Exercise goal:
Below is the data. Give it again, complete and exact.

(Data items)
--------------------

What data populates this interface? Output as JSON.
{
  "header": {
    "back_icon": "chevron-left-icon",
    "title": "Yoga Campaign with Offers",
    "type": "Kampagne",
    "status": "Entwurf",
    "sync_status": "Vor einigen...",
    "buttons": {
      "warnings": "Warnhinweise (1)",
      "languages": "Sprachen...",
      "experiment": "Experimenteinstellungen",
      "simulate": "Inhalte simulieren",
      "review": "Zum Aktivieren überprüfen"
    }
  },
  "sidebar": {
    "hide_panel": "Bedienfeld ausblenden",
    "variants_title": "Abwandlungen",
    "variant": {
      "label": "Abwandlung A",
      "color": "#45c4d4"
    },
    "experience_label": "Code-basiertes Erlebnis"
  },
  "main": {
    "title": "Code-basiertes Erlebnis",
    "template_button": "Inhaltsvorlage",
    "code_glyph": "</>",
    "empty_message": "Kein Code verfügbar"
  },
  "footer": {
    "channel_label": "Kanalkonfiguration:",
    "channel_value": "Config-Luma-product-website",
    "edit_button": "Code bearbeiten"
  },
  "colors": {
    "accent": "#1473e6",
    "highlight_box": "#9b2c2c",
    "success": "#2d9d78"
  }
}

--------------------

Response to the task:
What data populates this interface? Output as JSON.
{
  "header": {
    "back_icon": "chevron-left-icon",
    "title": "Yoga Campaign with Offers",
    "type": "Kampagne",
    "status": "Entwurf",
    "sync_status": "Vor einigen...",
    "buttons": {
      "warnings": "Warnhinweise (1)",
      "languages": "Sprachen...",
      "experiment": "Experimenteinstellungen",
      "simulate": "Inhalte simulieren",
      "review": "Zum Aktivieren überprüfen"
    }
  },
  "sidebar": {
    "hide_panel": "Bedienfeld ausblenden",
    "variants_title": "Abwandlungen",
    "variant": {
      "label": "Abwandlung A",
      "color": "#45c4d4"
    },
    "experience_label": "Code-basiertes Erlebnis"
  },
  "main": {
    "title": "Code-basiertes Erlebnis",
    "template_button": "Inhaltsvorlage",
    "code_glyph": "</>",
    "empty_message": "Kein Code verfügbar"
  },
  "footer": {
    "channel_label": "Kanalkonfiguration:",
    "channel_value": "Config-Luma-product-website",
    "edit_button": "Code bearbeiten"
  },
  "colors": {
    "accent": "#1473e6",
    "highlight_box": "#9b2c2c",
    "success": "#2d9d78"
  }
}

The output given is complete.